[Exercise objective] Find and copy lines holding "color".

* start Provided information *

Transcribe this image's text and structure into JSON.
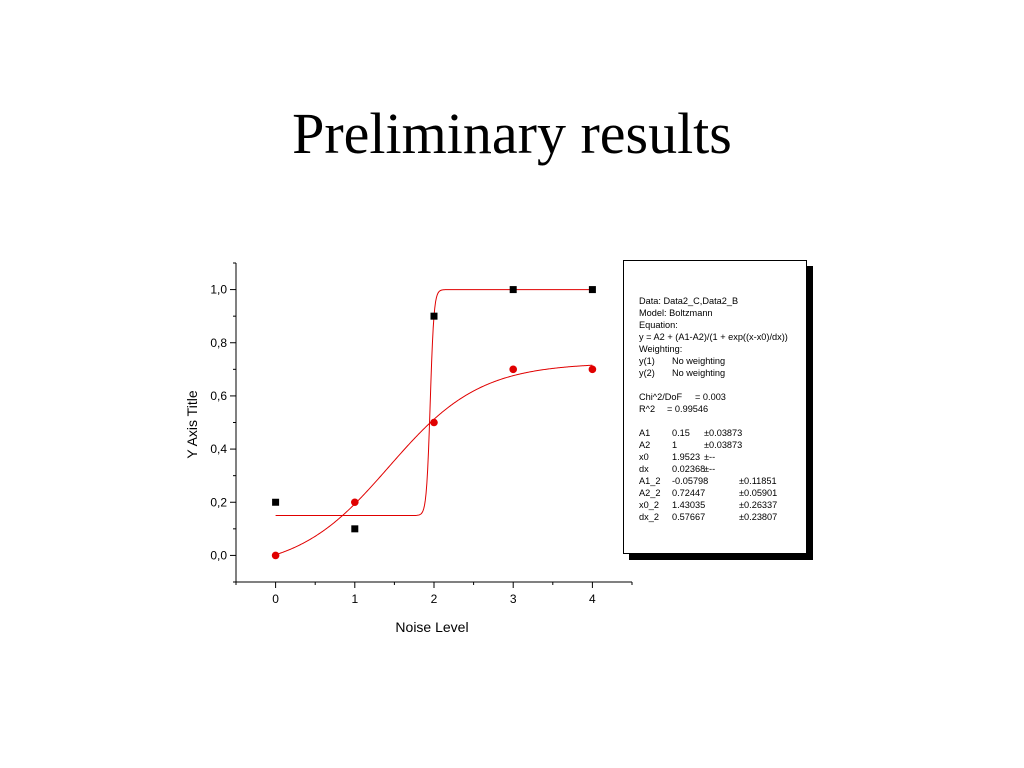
{
  "slide": {
    "title": "Preliminary results"
  },
  "chart_data": {
    "type": "scatter",
    "xlabel": "Noise Level",
    "ylabel": "Y Axis Title",
    "xlim": [
      -0.5,
      4.5
    ],
    "ylim": [
      -0.1,
      1.1
    ],
    "x_ticks": [
      0,
      1,
      2,
      3,
      4
    ],
    "y_ticks": [
      0.0,
      0.2,
      0.4,
      0.6,
      0.8,
      1.0
    ],
    "x_tick_labels": [
      "0",
      "1",
      "2",
      "3",
      "4"
    ],
    "y_tick_labels": [
      "0,0",
      "0,2",
      "0,4",
      "0,6",
      "0,8",
      "1,0"
    ],
    "grid": false,
    "series": [
      {
        "marker": "square",
        "color": "#000000",
        "x": [
          0,
          1,
          2,
          3,
          4
        ],
        "y": [
          0.2,
          0.1,
          0.9,
          1.0,
          1.0
        ]
      },
      {
        "marker": "circle",
        "color": "#e00000",
        "x": [
          0,
          1,
          2,
          3,
          4
        ],
        "y": [
          0.0,
          0.2,
          0.5,
          0.7,
          0.7
        ]
      }
    ],
    "fits": [
      {
        "model": "boltzmann",
        "A1": 0.15,
        "A2": 1,
        "x0": 1.9523,
        "dx": 0.02368,
        "color": "#e00000"
      },
      {
        "model": "boltzmann",
        "A1": -0.05798,
        "A2": 0.72447,
        "x0": 1.43035,
        "dx": 0.57667,
        "color": "#e00000"
      }
    ]
  },
  "fit_box": {
    "header": [
      "Data: Data2_C,Data2_B",
      "Model: Boltzmann",
      "Equation:",
      "y = A2 + (A1-A2)/(1 + exp((x-x0)/dx))",
      "Weighting:"
    ],
    "weighting": [
      {
        "label": "y(1)",
        "value": "No weighting"
      },
      {
        "label": "y(2)",
        "value": "No weighting"
      }
    ],
    "stats": [
      {
        "label": "Chi^2/DoF",
        "value": "= 0.003"
      },
      {
        "label": "R^2",
        "value": "=  0.99546"
      }
    ],
    "params": [
      {
        "name": "A1",
        "value": "0.15",
        "err": "±0.03873"
      },
      {
        "name": "A2",
        "value": "1",
        "err": "±0.03873"
      },
      {
        "name": "x0",
        "value": "1.9523",
        "err": "±--"
      },
      {
        "name": "dx",
        "value": "0.02368",
        "err": "±--"
      },
      {
        "name": "A1_2",
        "value": "-0.05798",
        "err": "±0.11851"
      },
      {
        "name": "A2_2",
        "value": "0.72447",
        "err": "±0.05901"
      },
      {
        "name": "x0_2",
        "value": "1.43035",
        "err": "±0.26337"
      },
      {
        "name": "dx_2",
        "value": "0.57667",
        "err": "±0.23807"
      }
    ]
  }
}
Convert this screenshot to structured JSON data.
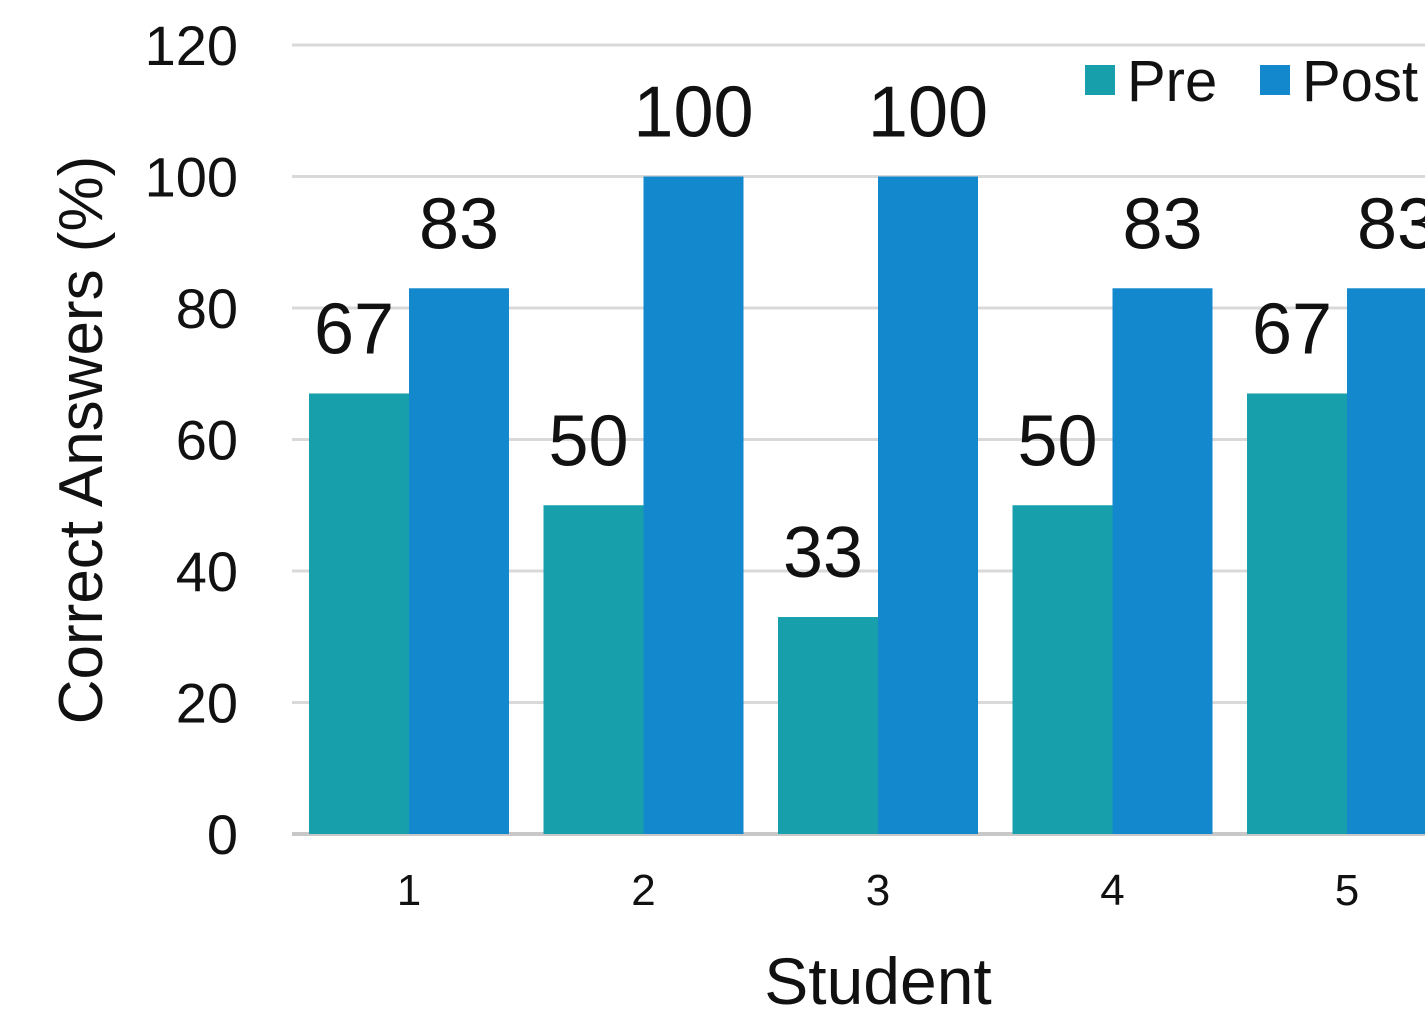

* end Provided information *

[Result]
        "color": "#000000",
        "color": "#e00000",
        "color": "#e00000"
        "color": "#e00000"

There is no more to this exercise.